= DATA RECORDS =
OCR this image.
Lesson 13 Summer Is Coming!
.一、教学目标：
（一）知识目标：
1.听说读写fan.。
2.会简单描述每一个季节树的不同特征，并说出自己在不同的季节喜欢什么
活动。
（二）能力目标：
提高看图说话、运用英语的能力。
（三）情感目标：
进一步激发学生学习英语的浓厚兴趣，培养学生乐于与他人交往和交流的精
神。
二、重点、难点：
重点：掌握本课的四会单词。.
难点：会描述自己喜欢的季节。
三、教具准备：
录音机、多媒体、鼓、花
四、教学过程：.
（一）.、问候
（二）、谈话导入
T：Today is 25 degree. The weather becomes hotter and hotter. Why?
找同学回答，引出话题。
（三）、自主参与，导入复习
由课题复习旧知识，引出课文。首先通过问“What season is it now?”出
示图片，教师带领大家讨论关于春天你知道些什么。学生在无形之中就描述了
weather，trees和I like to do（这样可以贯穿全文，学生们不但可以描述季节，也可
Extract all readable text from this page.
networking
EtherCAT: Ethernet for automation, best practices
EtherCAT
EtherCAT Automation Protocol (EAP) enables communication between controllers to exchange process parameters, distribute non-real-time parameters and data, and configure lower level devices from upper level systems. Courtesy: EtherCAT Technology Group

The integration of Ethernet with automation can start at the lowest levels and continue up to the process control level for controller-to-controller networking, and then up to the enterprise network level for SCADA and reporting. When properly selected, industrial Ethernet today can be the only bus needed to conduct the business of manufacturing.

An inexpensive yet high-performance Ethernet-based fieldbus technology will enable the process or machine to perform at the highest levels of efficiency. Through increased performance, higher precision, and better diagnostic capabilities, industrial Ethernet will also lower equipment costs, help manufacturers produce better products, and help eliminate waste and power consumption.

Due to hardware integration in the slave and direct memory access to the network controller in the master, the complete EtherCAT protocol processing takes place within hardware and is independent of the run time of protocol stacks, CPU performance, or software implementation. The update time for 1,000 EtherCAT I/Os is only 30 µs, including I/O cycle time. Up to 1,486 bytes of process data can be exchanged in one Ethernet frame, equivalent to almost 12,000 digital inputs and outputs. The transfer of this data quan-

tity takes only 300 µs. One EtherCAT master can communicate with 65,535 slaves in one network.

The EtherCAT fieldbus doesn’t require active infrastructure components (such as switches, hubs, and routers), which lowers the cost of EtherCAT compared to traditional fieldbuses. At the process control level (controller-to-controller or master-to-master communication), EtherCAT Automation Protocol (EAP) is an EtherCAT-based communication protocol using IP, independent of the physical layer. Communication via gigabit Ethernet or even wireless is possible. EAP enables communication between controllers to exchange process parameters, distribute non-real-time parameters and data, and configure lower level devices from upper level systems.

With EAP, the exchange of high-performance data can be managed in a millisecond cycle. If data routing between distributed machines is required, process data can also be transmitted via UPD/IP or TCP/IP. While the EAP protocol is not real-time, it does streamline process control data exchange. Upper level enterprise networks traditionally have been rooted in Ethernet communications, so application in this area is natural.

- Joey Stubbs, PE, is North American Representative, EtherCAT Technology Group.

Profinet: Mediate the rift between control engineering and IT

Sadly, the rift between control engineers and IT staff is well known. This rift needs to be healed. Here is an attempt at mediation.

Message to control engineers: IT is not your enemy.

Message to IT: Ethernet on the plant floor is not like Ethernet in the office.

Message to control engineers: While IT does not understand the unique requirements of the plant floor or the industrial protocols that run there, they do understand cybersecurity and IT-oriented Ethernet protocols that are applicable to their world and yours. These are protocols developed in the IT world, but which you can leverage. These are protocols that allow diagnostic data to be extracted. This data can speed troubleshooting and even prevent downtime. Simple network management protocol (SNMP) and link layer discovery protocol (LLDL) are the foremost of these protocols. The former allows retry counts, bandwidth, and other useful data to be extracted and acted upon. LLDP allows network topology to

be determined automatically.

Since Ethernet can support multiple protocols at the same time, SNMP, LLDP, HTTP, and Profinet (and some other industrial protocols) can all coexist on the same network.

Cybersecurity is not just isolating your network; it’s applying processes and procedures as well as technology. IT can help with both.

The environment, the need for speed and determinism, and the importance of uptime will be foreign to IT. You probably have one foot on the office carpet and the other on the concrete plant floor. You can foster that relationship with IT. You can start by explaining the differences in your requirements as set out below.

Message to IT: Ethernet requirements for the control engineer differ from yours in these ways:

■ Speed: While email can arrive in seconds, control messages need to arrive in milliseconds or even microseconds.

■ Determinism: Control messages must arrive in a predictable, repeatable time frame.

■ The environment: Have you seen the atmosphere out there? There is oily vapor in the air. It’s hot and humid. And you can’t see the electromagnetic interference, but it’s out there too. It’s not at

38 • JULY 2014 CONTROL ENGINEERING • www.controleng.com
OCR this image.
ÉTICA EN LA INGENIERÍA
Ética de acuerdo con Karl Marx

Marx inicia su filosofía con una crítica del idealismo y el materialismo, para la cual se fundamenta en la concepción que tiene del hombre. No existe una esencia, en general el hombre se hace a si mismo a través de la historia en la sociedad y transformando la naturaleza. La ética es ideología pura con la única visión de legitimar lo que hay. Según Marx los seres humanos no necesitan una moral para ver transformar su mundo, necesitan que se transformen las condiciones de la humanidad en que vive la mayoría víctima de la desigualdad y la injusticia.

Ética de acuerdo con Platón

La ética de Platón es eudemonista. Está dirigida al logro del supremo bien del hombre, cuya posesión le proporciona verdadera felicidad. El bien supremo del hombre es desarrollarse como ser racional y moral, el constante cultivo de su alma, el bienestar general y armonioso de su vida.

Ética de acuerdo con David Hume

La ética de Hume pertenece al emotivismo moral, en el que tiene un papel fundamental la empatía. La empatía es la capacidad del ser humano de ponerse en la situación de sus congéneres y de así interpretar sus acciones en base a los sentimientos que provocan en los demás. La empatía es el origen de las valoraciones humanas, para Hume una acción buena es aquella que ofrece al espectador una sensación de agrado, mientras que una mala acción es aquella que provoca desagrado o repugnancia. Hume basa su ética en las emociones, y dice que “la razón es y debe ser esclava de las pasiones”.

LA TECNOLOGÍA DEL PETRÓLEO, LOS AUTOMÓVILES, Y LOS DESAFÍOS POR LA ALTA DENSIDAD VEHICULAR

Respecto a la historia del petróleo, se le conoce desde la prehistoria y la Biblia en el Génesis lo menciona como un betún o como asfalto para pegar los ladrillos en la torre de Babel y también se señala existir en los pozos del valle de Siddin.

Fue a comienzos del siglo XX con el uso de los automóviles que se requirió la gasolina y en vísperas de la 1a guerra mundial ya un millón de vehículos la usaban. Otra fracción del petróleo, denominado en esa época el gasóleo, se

= EXERCISE DETAILS =
Wherever a line in the data above holds "environment", copy that line.

= WRITTEN SOLUTION =
The environment, the need for speed and determinism, and the importance of uptime will be foreign to IT. You probably have one foot on the office carpet and the other on the concrete plant floor. You can foster that relationship with IT. You can start by explaining the differences in your requirements as set out below.
■ The environment: Have you seen the atmosphere out there? There is oily vapor in the air. It’s hot and humid. And you can’t see the electromagnetic interference, but it’s out there too. It’s not at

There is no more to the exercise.